----- Given records -----

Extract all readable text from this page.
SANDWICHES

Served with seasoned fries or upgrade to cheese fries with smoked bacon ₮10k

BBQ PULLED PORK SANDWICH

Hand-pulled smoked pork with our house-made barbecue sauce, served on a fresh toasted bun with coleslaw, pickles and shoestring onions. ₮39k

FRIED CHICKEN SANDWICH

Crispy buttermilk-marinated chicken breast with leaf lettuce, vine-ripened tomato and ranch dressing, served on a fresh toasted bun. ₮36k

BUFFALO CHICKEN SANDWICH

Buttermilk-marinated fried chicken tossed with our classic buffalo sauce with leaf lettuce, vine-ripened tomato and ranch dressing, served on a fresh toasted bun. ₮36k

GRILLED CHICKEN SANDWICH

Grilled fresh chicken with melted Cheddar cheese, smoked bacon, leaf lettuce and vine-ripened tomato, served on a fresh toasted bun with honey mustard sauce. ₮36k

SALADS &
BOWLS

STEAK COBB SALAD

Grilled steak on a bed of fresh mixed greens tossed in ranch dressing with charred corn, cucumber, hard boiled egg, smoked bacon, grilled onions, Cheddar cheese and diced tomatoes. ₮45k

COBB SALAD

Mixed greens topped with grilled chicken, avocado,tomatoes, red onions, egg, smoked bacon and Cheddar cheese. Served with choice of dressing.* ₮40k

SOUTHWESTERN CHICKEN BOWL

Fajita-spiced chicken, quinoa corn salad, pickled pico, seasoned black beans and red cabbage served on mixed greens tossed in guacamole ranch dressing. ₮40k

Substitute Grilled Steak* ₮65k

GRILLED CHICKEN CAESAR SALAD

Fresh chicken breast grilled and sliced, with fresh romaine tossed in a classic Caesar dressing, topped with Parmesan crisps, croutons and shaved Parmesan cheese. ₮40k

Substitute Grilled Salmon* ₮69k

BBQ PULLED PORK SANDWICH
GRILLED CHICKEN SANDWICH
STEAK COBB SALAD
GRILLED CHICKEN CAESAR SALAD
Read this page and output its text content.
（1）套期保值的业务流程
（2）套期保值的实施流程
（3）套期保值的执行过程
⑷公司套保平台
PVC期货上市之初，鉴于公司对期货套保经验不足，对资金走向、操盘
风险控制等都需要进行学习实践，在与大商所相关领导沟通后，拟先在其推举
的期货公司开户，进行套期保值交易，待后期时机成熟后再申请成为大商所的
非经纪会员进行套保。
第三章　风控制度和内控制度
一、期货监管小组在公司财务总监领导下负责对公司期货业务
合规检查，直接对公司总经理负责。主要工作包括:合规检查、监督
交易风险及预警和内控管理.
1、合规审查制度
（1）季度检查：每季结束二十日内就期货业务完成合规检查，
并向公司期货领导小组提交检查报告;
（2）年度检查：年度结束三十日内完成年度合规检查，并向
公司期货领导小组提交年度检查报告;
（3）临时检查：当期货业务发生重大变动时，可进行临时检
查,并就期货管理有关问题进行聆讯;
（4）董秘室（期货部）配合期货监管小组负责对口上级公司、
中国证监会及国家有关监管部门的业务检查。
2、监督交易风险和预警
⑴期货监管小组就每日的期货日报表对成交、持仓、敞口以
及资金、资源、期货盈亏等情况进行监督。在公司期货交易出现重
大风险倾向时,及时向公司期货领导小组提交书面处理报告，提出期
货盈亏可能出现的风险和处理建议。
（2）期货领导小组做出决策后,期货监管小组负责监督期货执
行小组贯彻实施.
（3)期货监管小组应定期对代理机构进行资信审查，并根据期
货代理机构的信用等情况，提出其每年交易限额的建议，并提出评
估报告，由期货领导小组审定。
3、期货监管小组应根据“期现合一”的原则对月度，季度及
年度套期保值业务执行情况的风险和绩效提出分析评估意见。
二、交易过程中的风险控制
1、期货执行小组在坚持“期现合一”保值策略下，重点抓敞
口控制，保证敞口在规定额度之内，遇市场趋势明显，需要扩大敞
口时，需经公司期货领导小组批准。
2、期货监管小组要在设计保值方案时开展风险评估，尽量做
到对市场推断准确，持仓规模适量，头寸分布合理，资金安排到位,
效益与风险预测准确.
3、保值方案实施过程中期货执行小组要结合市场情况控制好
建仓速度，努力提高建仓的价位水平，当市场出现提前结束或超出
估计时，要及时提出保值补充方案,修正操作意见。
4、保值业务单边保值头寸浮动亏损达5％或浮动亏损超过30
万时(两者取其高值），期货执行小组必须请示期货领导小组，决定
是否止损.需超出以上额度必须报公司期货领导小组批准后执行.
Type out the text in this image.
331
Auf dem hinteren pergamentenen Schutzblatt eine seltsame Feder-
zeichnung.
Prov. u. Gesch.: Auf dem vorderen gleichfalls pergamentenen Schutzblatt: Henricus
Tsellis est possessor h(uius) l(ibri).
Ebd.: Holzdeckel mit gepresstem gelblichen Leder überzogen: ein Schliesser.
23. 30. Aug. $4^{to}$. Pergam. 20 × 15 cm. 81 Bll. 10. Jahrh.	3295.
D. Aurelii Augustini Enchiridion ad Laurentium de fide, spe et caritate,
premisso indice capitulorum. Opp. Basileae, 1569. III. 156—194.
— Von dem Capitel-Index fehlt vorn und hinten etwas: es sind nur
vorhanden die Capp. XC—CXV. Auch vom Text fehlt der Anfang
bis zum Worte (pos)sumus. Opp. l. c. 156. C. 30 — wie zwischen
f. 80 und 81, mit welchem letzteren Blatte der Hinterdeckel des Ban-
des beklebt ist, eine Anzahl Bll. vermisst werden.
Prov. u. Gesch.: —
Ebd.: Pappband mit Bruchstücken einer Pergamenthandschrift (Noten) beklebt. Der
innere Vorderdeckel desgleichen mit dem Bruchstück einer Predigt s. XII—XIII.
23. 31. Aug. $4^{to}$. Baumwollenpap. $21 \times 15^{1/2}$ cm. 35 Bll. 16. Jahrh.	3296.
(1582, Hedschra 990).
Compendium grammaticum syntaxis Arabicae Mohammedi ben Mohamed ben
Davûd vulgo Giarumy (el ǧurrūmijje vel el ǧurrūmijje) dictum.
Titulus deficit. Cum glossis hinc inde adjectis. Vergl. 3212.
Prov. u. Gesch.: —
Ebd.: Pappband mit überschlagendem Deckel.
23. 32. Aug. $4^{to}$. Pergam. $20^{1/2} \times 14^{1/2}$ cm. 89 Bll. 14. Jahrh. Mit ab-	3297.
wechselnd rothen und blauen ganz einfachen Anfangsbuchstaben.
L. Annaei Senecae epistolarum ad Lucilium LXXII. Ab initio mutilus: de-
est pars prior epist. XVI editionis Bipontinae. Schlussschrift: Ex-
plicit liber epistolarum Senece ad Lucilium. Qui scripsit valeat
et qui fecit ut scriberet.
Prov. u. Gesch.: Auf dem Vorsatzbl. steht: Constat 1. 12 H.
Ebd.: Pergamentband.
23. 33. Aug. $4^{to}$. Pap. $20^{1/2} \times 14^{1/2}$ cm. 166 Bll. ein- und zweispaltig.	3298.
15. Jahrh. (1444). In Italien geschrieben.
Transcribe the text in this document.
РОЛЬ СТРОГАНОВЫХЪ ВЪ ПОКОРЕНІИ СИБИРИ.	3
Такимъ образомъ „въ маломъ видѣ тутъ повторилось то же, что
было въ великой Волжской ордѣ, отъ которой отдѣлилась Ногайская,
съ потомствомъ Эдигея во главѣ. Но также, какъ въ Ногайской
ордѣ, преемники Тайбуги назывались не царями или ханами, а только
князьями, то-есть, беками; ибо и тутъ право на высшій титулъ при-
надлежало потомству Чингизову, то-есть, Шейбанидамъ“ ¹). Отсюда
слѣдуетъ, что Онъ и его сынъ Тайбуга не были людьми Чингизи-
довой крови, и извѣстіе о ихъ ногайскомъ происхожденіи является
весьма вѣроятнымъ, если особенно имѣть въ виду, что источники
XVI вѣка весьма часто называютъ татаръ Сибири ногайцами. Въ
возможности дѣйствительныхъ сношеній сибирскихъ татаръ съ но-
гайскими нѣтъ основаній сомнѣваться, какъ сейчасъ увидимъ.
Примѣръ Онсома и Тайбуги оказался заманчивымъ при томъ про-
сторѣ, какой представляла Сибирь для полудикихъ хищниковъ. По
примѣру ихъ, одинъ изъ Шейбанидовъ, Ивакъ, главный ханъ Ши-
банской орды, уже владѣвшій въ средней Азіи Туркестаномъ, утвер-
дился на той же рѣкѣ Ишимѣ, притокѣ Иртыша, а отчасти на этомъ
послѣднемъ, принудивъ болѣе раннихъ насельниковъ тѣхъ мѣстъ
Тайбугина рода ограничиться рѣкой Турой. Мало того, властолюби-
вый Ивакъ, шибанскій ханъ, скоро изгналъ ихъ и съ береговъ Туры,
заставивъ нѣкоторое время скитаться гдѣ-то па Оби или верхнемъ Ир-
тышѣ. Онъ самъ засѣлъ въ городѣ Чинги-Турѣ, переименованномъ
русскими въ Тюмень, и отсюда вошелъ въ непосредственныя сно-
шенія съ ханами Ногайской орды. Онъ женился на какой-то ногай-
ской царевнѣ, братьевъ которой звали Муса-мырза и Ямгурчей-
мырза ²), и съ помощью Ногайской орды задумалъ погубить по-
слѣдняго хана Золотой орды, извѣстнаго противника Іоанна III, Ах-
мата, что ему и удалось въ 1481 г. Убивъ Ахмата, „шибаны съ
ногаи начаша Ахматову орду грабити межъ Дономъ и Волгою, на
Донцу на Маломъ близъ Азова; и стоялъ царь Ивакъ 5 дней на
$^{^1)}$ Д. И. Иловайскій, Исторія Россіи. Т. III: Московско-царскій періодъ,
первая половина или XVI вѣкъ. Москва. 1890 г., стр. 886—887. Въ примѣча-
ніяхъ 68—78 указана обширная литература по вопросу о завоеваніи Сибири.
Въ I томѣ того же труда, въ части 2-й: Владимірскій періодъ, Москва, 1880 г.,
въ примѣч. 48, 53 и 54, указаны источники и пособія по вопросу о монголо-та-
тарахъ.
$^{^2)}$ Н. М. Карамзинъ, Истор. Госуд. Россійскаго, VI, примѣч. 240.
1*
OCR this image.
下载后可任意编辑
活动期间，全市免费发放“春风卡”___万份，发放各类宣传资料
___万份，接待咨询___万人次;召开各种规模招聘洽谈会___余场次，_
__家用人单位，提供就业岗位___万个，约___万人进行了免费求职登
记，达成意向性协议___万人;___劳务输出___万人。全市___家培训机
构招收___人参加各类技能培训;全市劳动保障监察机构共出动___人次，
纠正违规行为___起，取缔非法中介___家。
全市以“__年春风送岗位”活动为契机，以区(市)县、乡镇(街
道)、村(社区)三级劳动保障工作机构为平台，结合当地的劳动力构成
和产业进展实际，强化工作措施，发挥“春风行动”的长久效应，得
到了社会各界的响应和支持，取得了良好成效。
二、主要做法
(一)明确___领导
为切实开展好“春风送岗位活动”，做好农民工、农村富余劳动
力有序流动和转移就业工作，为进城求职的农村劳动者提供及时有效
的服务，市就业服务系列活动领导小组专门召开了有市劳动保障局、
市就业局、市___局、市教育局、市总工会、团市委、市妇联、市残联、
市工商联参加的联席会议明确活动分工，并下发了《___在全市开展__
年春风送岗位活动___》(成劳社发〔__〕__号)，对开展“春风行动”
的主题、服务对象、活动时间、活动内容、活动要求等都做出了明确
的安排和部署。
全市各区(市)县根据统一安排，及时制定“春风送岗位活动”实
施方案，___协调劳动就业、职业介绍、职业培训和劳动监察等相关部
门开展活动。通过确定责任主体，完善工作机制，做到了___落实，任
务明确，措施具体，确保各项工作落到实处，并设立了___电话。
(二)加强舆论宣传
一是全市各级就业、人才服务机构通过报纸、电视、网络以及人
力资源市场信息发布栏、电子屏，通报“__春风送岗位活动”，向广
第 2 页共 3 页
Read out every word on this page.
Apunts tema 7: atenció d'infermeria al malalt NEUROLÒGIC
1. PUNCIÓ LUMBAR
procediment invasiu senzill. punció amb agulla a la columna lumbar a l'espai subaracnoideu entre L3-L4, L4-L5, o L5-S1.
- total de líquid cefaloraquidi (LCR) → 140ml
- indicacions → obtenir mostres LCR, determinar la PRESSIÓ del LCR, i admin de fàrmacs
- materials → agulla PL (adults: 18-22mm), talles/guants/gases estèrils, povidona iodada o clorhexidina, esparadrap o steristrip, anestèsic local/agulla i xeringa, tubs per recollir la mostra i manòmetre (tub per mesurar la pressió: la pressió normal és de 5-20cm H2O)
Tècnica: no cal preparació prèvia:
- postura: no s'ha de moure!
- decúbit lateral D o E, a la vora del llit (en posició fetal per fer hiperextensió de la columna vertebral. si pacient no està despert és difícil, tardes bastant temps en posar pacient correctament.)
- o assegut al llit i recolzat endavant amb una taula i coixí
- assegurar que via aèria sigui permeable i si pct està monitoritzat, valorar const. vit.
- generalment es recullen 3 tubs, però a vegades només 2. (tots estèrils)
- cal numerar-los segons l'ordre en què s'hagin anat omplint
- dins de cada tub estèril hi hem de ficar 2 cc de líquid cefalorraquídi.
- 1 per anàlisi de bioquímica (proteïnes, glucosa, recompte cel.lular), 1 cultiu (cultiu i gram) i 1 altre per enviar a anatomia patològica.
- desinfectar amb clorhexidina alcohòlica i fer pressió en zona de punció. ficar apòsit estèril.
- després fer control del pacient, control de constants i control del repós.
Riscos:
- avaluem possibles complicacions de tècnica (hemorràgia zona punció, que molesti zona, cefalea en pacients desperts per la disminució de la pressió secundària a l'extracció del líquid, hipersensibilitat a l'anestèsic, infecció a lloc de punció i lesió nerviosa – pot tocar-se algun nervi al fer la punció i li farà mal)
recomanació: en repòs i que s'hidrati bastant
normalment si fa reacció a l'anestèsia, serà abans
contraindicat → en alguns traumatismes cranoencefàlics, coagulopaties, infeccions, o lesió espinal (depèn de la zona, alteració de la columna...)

-----

Look through the records and gather every line containing "agulla".

procediment invasiu senzill. punció amb agulla a la columna lumbar a l'espai subaracnoideu entre L3-L4, L4-L5, o L5-S1.
- materials → agulla PL (adults: 18-22mm), talles/guants/gases estèrils, povidona iodada o clorhexidina, esparadrap o steristrip, anestèsic local/agulla i xeringa, tubs per recollir la mostra i manòmetre (tub per mesurar la pressió: la pressió normal és de 5-20cm H2O)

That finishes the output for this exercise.